▸ **Exercise**: Pick out all lines with the word "substructural" from the records that follow.
┌──
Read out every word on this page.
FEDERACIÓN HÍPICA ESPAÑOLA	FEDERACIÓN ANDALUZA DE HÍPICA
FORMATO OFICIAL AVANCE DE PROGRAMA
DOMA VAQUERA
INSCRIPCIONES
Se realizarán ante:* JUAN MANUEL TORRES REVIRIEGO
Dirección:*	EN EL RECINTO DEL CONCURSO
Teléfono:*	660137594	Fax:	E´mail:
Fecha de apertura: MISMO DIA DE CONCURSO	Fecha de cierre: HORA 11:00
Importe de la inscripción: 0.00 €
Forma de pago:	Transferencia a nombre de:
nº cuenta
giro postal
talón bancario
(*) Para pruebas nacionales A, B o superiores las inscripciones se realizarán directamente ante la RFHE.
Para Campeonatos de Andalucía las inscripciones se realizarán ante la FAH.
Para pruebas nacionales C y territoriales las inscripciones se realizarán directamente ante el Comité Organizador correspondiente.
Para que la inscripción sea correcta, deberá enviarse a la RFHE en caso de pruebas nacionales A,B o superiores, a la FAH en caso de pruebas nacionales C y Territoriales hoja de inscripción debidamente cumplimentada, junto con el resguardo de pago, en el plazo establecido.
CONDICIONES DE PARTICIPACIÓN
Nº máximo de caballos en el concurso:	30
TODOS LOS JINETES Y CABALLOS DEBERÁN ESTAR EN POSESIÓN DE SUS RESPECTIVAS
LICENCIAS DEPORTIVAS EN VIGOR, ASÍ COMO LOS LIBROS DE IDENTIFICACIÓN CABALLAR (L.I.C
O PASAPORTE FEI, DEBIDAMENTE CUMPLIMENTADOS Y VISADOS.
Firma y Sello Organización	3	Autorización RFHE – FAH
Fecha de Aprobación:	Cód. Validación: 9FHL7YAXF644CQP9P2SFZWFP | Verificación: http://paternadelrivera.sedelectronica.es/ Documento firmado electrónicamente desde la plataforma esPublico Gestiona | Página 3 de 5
└──
┌──
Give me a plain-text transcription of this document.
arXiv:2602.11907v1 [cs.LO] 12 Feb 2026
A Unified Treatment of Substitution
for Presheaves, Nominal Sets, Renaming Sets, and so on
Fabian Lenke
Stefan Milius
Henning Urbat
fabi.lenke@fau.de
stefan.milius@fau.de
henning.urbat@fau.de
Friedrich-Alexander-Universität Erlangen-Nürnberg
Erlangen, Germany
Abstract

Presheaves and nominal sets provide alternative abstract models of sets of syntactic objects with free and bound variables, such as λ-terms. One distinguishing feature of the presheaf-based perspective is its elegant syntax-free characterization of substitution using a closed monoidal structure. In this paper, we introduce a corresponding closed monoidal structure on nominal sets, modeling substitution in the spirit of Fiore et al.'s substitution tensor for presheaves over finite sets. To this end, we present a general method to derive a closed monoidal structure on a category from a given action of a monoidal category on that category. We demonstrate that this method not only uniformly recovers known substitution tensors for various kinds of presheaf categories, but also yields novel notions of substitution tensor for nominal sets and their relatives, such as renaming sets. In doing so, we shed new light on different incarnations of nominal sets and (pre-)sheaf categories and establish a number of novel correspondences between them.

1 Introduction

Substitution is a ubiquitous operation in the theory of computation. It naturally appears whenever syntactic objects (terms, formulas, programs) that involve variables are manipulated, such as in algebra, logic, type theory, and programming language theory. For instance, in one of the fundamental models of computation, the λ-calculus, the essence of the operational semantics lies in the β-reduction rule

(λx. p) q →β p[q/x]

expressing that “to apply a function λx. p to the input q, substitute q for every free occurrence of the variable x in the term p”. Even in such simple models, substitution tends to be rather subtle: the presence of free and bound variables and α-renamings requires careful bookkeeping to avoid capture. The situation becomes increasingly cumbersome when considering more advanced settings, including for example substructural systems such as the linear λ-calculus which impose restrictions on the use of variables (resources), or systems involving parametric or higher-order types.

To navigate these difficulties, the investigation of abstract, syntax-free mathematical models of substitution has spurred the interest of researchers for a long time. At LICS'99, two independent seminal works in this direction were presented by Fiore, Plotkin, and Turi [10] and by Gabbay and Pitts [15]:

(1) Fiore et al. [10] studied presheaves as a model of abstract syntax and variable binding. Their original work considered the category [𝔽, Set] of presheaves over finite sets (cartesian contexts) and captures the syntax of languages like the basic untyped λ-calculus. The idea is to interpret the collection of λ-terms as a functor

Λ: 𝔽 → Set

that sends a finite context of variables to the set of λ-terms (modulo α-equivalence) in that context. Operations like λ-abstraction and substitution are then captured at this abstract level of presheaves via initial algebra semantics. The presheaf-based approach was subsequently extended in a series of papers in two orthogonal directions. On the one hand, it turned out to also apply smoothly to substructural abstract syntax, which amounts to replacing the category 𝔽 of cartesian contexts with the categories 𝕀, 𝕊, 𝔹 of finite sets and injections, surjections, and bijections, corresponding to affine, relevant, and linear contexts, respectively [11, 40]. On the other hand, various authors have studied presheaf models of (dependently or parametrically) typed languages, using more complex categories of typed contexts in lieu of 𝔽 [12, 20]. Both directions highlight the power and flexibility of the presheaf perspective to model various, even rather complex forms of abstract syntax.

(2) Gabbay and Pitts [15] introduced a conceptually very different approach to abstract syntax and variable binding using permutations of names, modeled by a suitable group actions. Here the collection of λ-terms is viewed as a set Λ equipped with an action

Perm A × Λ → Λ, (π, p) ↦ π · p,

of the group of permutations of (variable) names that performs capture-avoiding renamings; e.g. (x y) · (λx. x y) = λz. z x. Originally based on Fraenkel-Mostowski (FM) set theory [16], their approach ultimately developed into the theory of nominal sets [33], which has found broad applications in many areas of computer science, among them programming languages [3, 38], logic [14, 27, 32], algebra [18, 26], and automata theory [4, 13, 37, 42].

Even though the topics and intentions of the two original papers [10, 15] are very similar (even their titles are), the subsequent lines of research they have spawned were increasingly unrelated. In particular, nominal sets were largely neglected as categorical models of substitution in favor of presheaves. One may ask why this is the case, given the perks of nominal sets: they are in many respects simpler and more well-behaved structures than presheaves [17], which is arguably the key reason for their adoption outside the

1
└──
▸ **Result**:
expressing that “to apply a function λx. p to the input q, substitute q for every free occurrence of the variable x in the term p”. Even in such simple models, substitution tends to be rather subtle: the presence of free and bound variables and α-renamings requires careful bookkeeping to avoid capture. The situation becomes increasingly cumbersome when considering more advanced settings, including for example substructural systems such as the linear λ-calculus which impose restrictions on the use of variables (resources), or systems involving parametric or higher-order types.
that sends a finite context of variables to the set of λ-terms (modulo α-equivalence) in that context. Operations like λ-abstraction and substitution are then captured at this abstract level of presheaves via initial algebra semantics. The presheaf-based approach was subsequently extended in a series of papers in two orthogonal directions. On the one hand, it turned out to also apply smoothly to substructural abstract syntax, which amounts to replacing the category 𝔽 of cartesian contexts with the categories 𝕀, 𝕊, 𝔹 of finite sets and injections, surjections, and bijections, corresponding to affine, relevant, and linear contexts, respectively [11, 40]. On the other hand, various authors have studied presheaf models of (dependently or parametrically) typed languages, using more complex categories of typed contexts in lieu of 𝔽 [12, 20]. Both directions highlight the power and flexibility of the presheaf perspective to model various, even rather complex forms of abstract syntax.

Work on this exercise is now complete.